WRITTEN INSTRUCTION » Rewrite the plot summary of Act I, scene 1, everything from "Last Updated on" down to "guests, Ezra Chater.", putting "teacher" in place of "tutor".

Last Updated on May 5, 2015, by eNotes Editorial. Word Count: 1785
Act I, scene 1
The action begins in April, 1809. The setting is Sidley Park, the Derbyshire, England, estate of the Coverly family. Thirteen-year-old Thomasina Coverly is studying with her tutor, the young Septimus Hodge, in a large room facing a garden. Thomasina is exceptionally intelligent for her age, and her current project is a search for proof of Fermat's last theorem, an algebraic conundrum that has perplexed mathematicians since the seventeenth century. Meanwhile, Septimus is reading ‘‘The Couch of Eros,'' a particularly horrible poem written by one of the manor's current guests, Ezra Chater.
Thomasina has an insatiable curiosity, and her main interest for the day, other than her math lesson, is in a phrase she overheard: ‘‘carnal embrace.’’ Septimus comically tries to spare his young pupil the adult explanation and convince her that it simply means ‘‘hugging a side of beef,’’ but Thomasina is not fooled. She overheard some of the house staff talking about Mrs. Chater, who was discovered in ‘‘carnal embrace’’ in the gazebo. Septimus relents and explains the alternate meaning of the phrase (‘‘sexual congress’’); he does not admit, however, that he was the culprit embracing Mrs. Chater in the garden.
As the two resume their studies, Jellaby, the manor's butler, delivers a note from Mr. Chater, calling upon Septimus to meet him immediately to fight a duel over the honor of his wife. Septimus slips Mr. Chater's invitation into the pages of ‘‘The Couch of Eros’’ and returns a message suggesting he will be available later that day, after his lesson with Thomasina. Undeterred, the enraged Chater bursts in, demanding satisfaction. Chater is boisterous, passionate, and vain but not very bright. Septimus sends Thomasina from the room, then disarms the cuckholded husband by flattering his poetry and praising his wife. He admits making love to the woman but convinces Chater that she did it out of loyalty, in order to persuade Septimus to write a glowing review of her husband's poetry. Septimus lavishes compliments on Chater's writing and promises to publish a review that will make him one of England's most prized poets—though not if he is forced to kill him in a duel. Chater is fooled—and so excited at his good fortune that he inscribes Septimus's copy of his book with the words, ‘‘To my friend Septimus Hodge, who stood up and gave his best on behalf of the Author—Ezra Chater, at Sidley Park, Derbyshire, April 10th, 1809.’’ (Chater's note between the pages of the book, and his inscription inside the cover, become important clues in the mystery that unfolds later in the play.)

RAW RECORDS »
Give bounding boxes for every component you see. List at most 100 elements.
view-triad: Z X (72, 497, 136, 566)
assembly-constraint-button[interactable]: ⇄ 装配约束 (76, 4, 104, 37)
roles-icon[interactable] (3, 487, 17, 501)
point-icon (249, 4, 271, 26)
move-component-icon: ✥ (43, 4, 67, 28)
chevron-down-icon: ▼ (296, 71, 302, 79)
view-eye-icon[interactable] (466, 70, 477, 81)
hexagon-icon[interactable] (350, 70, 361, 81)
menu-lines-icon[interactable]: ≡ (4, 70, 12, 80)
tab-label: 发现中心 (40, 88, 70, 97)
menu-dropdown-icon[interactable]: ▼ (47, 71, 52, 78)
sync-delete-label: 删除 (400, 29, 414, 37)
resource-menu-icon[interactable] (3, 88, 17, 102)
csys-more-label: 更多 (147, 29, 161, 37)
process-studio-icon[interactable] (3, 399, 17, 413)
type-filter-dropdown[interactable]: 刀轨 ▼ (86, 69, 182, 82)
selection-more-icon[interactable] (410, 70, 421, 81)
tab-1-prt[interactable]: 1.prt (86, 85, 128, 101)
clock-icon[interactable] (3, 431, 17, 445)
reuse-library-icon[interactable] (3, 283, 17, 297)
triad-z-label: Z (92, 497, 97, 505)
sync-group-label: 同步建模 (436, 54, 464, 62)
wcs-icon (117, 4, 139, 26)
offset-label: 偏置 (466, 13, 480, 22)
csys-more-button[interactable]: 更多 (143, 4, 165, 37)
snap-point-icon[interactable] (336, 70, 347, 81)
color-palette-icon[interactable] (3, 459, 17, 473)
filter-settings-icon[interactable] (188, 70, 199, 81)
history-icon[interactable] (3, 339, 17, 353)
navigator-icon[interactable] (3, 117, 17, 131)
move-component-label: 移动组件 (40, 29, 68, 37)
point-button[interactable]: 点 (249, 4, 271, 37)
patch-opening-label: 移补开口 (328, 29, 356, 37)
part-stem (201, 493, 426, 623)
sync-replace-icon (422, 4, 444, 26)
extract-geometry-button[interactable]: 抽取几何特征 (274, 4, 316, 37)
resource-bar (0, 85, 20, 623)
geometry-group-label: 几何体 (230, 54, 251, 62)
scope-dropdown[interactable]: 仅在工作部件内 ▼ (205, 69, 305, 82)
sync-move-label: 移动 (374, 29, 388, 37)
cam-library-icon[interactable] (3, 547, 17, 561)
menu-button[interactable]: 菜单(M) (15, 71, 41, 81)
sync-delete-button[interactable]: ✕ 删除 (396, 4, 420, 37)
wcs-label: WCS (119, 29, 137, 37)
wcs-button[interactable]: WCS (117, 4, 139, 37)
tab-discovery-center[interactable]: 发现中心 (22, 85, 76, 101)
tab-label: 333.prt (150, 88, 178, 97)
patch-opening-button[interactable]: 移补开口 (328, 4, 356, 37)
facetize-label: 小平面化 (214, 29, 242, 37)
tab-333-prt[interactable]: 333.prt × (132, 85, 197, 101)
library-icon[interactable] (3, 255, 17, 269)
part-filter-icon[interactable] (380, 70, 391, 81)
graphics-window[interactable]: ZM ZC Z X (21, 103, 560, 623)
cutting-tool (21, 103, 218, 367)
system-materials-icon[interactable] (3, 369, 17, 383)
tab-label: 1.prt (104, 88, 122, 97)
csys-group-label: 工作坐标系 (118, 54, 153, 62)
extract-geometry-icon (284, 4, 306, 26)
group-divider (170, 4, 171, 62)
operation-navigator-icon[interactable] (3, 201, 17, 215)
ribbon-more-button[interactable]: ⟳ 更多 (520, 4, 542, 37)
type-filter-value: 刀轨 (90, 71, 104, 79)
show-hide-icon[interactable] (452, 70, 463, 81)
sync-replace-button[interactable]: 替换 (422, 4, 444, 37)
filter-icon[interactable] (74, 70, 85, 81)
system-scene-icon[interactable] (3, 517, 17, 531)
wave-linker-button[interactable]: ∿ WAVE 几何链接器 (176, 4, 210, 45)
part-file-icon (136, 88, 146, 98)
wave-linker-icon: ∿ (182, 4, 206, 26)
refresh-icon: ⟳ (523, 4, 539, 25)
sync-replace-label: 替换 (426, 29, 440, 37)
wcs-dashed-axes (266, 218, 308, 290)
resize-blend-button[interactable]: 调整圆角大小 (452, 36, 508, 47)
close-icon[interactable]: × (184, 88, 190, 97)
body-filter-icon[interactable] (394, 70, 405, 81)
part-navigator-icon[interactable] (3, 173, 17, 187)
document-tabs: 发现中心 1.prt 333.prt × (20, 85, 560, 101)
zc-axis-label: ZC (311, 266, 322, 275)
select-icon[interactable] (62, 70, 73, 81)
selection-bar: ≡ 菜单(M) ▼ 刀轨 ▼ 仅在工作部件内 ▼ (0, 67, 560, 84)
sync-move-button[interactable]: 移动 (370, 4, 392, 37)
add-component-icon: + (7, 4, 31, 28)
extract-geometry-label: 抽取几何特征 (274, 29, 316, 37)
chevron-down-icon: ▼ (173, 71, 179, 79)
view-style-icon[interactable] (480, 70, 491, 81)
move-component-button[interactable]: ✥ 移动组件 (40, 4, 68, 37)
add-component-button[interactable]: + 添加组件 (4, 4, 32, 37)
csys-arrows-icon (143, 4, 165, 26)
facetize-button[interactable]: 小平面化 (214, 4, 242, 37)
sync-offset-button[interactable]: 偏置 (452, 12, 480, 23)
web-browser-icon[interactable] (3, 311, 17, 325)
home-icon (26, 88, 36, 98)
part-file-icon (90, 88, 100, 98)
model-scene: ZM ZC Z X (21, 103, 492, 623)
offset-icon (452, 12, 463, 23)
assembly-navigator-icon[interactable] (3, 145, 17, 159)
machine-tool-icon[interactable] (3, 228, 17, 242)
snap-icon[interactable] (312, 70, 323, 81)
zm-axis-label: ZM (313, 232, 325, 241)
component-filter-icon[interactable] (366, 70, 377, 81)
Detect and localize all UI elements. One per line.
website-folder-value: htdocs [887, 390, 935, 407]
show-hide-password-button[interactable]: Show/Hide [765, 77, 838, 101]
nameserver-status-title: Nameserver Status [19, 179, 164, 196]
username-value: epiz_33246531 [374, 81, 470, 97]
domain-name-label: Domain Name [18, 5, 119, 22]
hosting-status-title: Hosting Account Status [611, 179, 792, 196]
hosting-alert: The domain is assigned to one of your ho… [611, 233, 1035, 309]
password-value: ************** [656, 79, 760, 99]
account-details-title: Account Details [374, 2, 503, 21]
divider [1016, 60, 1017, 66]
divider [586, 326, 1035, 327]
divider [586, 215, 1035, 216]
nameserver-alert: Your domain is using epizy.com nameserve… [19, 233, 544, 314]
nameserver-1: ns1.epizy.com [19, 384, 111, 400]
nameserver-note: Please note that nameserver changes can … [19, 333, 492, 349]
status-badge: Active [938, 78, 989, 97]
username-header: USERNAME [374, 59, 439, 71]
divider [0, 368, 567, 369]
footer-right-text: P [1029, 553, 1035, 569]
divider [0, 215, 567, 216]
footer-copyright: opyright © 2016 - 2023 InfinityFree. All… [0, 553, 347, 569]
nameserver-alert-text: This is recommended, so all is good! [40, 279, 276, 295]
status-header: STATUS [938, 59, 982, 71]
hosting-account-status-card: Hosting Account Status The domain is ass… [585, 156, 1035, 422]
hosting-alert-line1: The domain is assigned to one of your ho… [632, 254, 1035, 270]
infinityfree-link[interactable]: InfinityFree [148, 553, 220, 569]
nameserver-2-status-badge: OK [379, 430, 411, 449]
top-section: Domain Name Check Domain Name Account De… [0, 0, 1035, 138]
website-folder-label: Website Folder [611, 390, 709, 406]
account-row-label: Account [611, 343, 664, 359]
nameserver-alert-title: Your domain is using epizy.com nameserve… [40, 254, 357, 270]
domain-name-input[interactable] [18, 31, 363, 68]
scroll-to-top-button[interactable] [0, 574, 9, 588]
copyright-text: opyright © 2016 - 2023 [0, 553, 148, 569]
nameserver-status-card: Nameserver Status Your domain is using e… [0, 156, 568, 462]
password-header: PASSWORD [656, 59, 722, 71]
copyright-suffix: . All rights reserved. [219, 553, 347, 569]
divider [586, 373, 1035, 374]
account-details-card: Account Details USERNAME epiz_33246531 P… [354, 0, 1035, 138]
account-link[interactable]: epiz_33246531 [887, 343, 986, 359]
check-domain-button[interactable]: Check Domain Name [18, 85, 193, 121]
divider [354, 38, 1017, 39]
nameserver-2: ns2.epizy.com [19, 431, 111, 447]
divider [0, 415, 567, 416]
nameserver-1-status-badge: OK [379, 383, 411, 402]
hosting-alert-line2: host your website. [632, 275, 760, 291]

SOLUTION TO THIS EXERCISE »
Last Updated on May 5, 2015, by eNotes Editorial. Word Count: 1785
Act I, scene 1
The action begins in April, 1809. The setting is Sidley Park, the Derbyshire, England, estate of the Coverly family. Thirteen-year-old Thomasina Coverly is studying with her teacher, the young Septimus Hodge, in a large room facing a garden. Thomasina is exceptionally intelligent for her age, and her current project is a search for proof of Fermat's last theorem, an algebraic conundrum that has perplexed mathematicians since the seventeenth century. Meanwhile, Septimus is reading ‘‘The Couch of Eros,'' a particularly horrible poem written by one of the manor's current guests, Ezra Chater.